_Entries_

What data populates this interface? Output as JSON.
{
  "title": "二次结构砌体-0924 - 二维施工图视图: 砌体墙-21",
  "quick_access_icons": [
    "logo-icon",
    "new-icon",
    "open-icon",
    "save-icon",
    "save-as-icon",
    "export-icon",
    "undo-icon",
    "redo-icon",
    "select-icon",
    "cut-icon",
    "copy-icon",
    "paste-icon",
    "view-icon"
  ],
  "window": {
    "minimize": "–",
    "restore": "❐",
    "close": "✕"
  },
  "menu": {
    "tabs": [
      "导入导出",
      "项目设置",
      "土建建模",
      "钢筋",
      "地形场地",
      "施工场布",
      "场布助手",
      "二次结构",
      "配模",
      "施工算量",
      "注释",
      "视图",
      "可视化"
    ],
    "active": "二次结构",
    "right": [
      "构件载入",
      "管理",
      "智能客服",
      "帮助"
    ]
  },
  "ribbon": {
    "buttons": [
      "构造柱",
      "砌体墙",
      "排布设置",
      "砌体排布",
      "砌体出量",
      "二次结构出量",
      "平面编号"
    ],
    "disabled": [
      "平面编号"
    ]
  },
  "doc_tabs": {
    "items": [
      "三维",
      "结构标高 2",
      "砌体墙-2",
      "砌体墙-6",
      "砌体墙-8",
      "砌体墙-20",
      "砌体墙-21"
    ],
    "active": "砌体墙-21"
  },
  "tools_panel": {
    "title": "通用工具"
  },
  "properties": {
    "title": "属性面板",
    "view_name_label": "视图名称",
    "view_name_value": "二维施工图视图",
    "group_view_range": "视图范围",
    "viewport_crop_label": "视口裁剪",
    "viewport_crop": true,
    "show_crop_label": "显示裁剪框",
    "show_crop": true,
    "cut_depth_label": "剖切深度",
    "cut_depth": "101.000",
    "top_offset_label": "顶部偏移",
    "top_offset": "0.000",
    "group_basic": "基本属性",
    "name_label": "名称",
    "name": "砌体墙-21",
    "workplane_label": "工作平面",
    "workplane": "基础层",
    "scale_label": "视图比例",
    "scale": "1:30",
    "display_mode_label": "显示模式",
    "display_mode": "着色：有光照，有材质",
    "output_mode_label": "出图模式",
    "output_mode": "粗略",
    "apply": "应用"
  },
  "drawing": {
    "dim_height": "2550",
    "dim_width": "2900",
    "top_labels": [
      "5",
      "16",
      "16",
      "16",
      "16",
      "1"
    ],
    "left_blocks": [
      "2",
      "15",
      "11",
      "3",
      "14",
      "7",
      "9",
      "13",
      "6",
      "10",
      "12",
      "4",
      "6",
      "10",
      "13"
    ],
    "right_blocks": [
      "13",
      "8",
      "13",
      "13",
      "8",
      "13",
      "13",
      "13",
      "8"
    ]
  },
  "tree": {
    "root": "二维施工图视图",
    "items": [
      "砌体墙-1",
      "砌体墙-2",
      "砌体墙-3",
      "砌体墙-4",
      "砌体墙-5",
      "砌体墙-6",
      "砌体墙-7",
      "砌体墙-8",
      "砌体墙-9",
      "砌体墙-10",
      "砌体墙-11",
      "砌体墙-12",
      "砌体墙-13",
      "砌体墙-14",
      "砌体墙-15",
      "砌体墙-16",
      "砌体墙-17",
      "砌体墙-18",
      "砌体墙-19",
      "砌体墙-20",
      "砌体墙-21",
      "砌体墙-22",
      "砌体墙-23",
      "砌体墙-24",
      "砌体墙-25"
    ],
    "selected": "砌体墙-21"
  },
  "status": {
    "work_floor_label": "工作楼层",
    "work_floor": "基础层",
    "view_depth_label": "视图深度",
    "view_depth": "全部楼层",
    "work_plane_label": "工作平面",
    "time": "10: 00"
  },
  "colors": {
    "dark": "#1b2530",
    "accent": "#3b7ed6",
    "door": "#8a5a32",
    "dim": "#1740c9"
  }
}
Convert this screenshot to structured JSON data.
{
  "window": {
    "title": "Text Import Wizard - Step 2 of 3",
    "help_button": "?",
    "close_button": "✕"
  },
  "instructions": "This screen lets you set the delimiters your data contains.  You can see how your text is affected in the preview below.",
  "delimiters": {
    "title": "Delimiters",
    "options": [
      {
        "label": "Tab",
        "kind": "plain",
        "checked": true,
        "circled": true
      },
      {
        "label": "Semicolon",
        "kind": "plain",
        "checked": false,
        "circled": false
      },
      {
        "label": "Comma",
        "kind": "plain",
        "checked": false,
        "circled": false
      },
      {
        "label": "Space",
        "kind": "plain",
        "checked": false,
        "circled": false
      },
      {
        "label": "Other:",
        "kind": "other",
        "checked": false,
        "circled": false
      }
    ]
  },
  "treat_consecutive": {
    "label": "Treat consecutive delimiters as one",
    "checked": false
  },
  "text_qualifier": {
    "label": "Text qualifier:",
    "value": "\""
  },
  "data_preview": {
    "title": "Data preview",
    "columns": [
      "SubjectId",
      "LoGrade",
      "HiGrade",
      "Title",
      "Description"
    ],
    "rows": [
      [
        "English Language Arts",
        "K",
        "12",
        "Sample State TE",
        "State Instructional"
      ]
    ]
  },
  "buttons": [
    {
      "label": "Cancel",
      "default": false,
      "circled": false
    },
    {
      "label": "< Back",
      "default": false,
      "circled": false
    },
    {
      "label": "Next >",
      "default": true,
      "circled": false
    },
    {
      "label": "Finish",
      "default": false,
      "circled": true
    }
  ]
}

_What is required_
Make an exact copy of the records.

_Full answer_
What data populates this interface? Output as JSON.
{
  "title": "二次结构砌体-0924 - 二维施工图视图: 砌体墙-21",
  "quick_access_icons": [
    "logo-icon",
    "new-icon",
    "open-icon",
    "save-icon",
    "save-as-icon",
    "export-icon",
    "undo-icon",
    "redo-icon",
    "select-icon",
    "cut-icon",
    "copy-icon",
    "paste-icon",
    "view-icon"
  ],
  "window": {
    "minimize": "–",
    "restore": "❐",
    "close": "✕"
  },
  "menu": {
    "tabs": [
      "导入导出",
      "项目设置",
      "土建建模",
      "钢筋",
      "地形场地",
      "施工场布",
      "场布助手",
      "二次结构",
      "配模",
      "施工算量",
      "注释",
      "视图",
      "可视化"
    ],
    "active": "二次结构",
    "right": [
      "构件载入",
      "管理",
      "智能客服",
      "帮助"
    ]
  },
  "ribbon": {
    "buttons": [
      "构造柱",
      "砌体墙",
      "排布设置",
      "砌体排布",
      "砌体出量",
      "二次结构出量",
      "平面编号"
    ],
    "disabled": [
      "平面编号"
    ]
  },
  "doc_tabs": {
    "items": [
      "三维",
      "结构标高 2",
      "砌体墙-2",
      "砌体墙-6",
      "砌体墙-8",
      "砌体墙-20",
      "砌体墙-21"
    ],
    "active": "砌体墙-21"
  },
  "tools_panel": {
    "title": "通用工具"
  },
  "properties": {
    "title": "属性面板",
    "view_name_label": "视图名称",
    "view_name_value": "二维施工图视图",
    "group_view_range": "视图范围",
    "viewport_crop_label": "视口裁剪",
    "viewport_crop": true,
    "show_crop_label": "显示裁剪框",
    "show_crop": true,
    "cut_depth_label": "剖切深度",
    "cut_depth": "101.000",
    "top_offset_label": "顶部偏移",
    "top_offset": "0.000",
    "group_basic": "基本属性",
    "name_label": "名称",
    "name": "砌体墙-21",
    "workplane_label": "工作平面",
    "workplane": "基础层",
    "scale_label": "视图比例",
    "scale": "1:30",
    "display_mode_label": "显示模式",
    "display_mode": "着色：有光照，有材质",
    "output_mode_label": "出图模式",
    "output_mode": "粗略",
    "apply": "应用"
  },
  "drawing": {
    "dim_height": "2550",
    "dim_width": "2900",
    "top_labels": [
      "5",
      "16",
      "16",
      "16",
      "16",
      "1"
    ],
    "left_blocks": [
      "2",
      "15",
      "11",
      "3",
      "14",
      "7",
      "9",
      "13",
      "6",
      "10",
      "12",
      "4",
      "6",
      "10",
      "13"
    ],
    "right_blocks": [
      "13",
      "8",
      "13",
      "13",
      "8",
      "13",
      "13",
      "13",
      "8"
    ]
  },
  "tree": {
    "root": "二维施工图视图",
    "items": [
      "砌体墙-1",
      "砌体墙-2",
      "砌体墙-3",
      "砌体墙-4",
      "砌体墙-5",
      "砌体墙-6",
      "砌体墙-7",
      "砌体墙-8",
      "砌体墙-9",
      "砌体墙-10",
      "砌体墙-11",
      "砌体墙-12",
      "砌体墙-13",
      "砌体墙-14",
      "砌体墙-15",
      "砌体墙-16",
      "砌体墙-17",
      "砌体墙-18",
      "砌体墙-19",
      "砌体墙-20",
      "砌体墙-21",
      "砌体墙-22",
      "砌体墙-23",
      "砌体墙-24",
      "砌体墙-25"
    ],
    "selected": "砌体墙-21"
  },
  "status": {
    "work_floor_label": "工作楼层",
    "work_floor": "基础层",
    "view_depth_label": "视图深度",
    "view_depth": "全部楼层",
    "work_plane_label": "工作平面",
    "time": "10: 00"
  },
  "colors": {
    "dark": "#1b2530",
    "accent": "#3b7ed6",
    "door": "#8a5a32",
    "dim": "#1740c9"
  }
}
Convert this screenshot to structured JSON data.
{
  "window": {
    "title": "Text Import Wizard - Step 2 of 3",
    "help_button": "?",
    "close_button": "✕"
  },
  "instructions": "This screen lets you set the delimiters your data contains.  You can see how your text is affected in the preview below.",
  "delimiters": {
    "title": "Delimiters",
    "options": [
      {
        "label": "Tab",
        "kind": "plain",
        "checked": true,
        "circled": true
      },
      {
        "label": "Semicolon",
        "kind": "plain",
        "checked": false,
        "circled": false
      },
      {
        "label": "Comma",
        "kind": "plain",
        "checked": false,
        "circled": false
      },
      {
        "label": "Space",
        "kind": "plain",
        "checked": false,
        "circled": false
      },
      {
        "label": "Other:",
        "kind": "other",
        "checked": false,
        "circled": false
      }
    ]
  },
  "treat_consecutive": {
    "label": "Treat consecutive delimiters as one",
    "checked": false
  },
  "text_qualifier": {
    "label": "Text qualifier:",
    "value": "\""
  },
  "data_preview": {
    "title": "Data preview",
    "columns": [
      "SubjectId",
      "LoGrade",
      "HiGrade",
      "Title",
      "Description"
    ],
    "rows": [
      [
        "English Language Arts",
        "K",
        "12",
        "Sample State TE",
        "State Instructional"
      ]
    ]
  },
  "buttons": [
    {
      "label": "Cancel",
      "default": false,
      "circled": false
    },
    {
      "label": "< Back",
      "default": false,
      "circled": false
    },
    {
      "label": "Next >",
      "default": true,
      "circled": false
    },
    {
      "label": "Finish",
      "default": false,
      "circled": true
    }
  ]
}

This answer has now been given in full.